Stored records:
......
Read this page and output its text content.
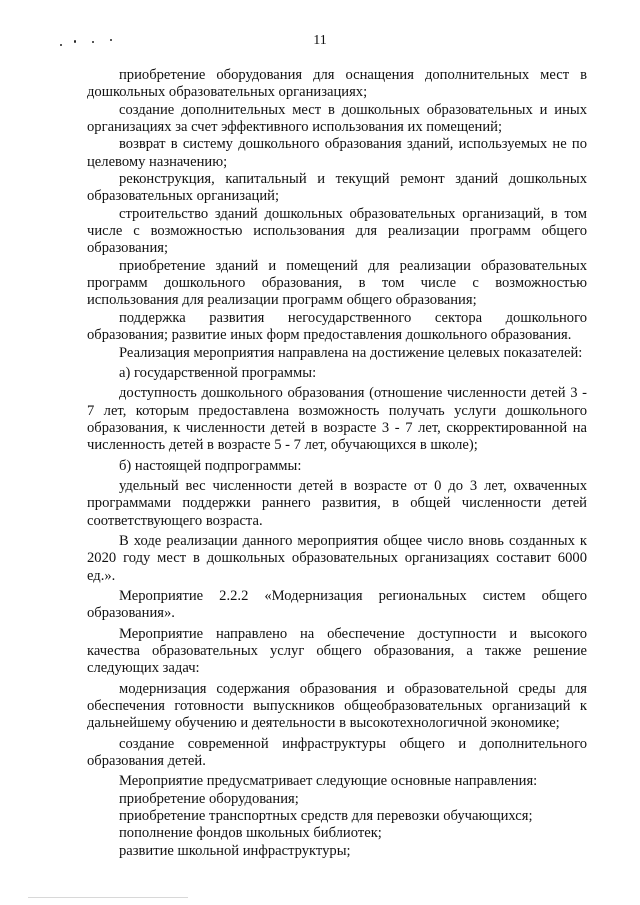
11

приобретение оборудования для оснащения дополнительных мест в дошкольных образовательных организациях;

создание дополнительных мест в дошкольных образовательных и иных организациях за счет эффективного использования их помещений;

возврат в систему дошкольного образования зданий, используемых не по целевому назначению;

реконструкция, капитальный и текущий ремонт зданий дошкольных образовательных организаций;

строительство зданий дошкольных образовательных организаций, в том числе с возможностью использования для реализации программ общего образования;

приобретение зданий и помещений для реализации образовательных программ дошкольного образования, в том числе с возможностью использования для реализации программ общего образования;

поддержка развития негосударственного сектора дошкольного образования; развитие иных форм предоставления дошкольного образования.

Реализация мероприятия направлена на достижение целевых показателей:

а) государственной программы:

доступность дошкольного образования (отношение численности детей 3 - 7 лет, которым предоставлена возможность получать услуги дошкольного образования, к численности детей в возрасте 3 - 7 лет, скорректированной на численность детей в возрасте 5 - 7 лет, обучающихся в школе);

б) настоящей подпрограммы:

удельный вес численности детей в возрасте от 0 до 3 лет, охваченных программами поддержки раннего развития, в общей численности детей соответствующего возраста.

В ходе реализации данного мероприятия общее число вновь созданных к 2020 году мест в дошкольных образовательных организациях составит 6000 ед.».

Мероприятие 2.2.2 «Модернизация региональных систем общего образования».

Мероприятие направлено на обеспечение доступности и высокого качества образовательных услуг общего образования, а также решение следующих задач:

модернизация содержания образования и образовательной среды для обеспечения готовности выпускников общеобразовательных организаций к дальнейшему обучению и деятельности в высокотехнологичной экономике;

создание современной инфраструктуры общего и дополнительного образования детей.

Мероприятие предусматривает следующие основные направления:

приобретение оборудования;

приобретение транспортных средств для перевозки обучающихся;

пополнение фондов школьных библиотек;

развитие школьной инфраструктуры;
......
Aim:
Every record above must be given again exactly; drop the pictures.

Reply:
Read this page and output its text content.
11

приобретение оборудования для оснащения дополнительных мест в дошкольных образовательных организациях;

создание дополнительных мест в дошкольных образовательных и иных организациях за счет эффективного использования их помещений;

возврат в систему дошкольного образования зданий, используемых не по целевому назначению;

реконструкция, капитальный и текущий ремонт зданий дошкольных образовательных организаций;

строительство зданий дошкольных образовательных организаций, в том числе с возможностью использования для реализации программ общего образования;

приобретение зданий и помещений для реализации образовательных программ дошкольного образования, в том числе с возможностью использования для реализации программ общего образования;

поддержка развития негосударственного сектора дошкольного образования; развитие иных форм предоставления дошкольного образования.

Реализация мероприятия направлена на достижение целевых показателей:

а) государственной программы:

доступность дошкольного образования (отношение численности детей 3 - 7 лет, которым предоставлена возможность получать услуги дошкольного образования, к численности детей в возрасте 3 - 7 лет, скорректированной на численность детей в возрасте 5 - 7 лет, обучающихся в школе);

б) настоящей подпрограммы:

удельный вес численности детей в возрасте от 0 до 3 лет, охваченных программами поддержки раннего развития, в общей численности детей соответствующего возраста.

В ходе реализации данного мероприятия общее число вновь созданных к 2020 году мест в дошкольных образовательных организациях составит 6000 ед.».

Мероприятие 2.2.2 «Модернизация региональных систем общего образования».

Мероприятие направлено на обеспечение доступности и высокого качества образовательных услуг общего образования, а также решение следующих задач:

модернизация содержания образования и образовательной среды для обеспечения готовности выпускников общеобразовательных организаций к дальнейшему обучению и деятельности в высокотехнологичной экономике;

создание современной инфраструктуры общего и дополнительного образования детей.

Мероприятие предусматривает следующие основные направления:

приобретение оборудования;

приобретение транспортных средств для перевозки обучающихся;

пополнение фондов школьных библиотек;

развитие школьной инфраструктуры;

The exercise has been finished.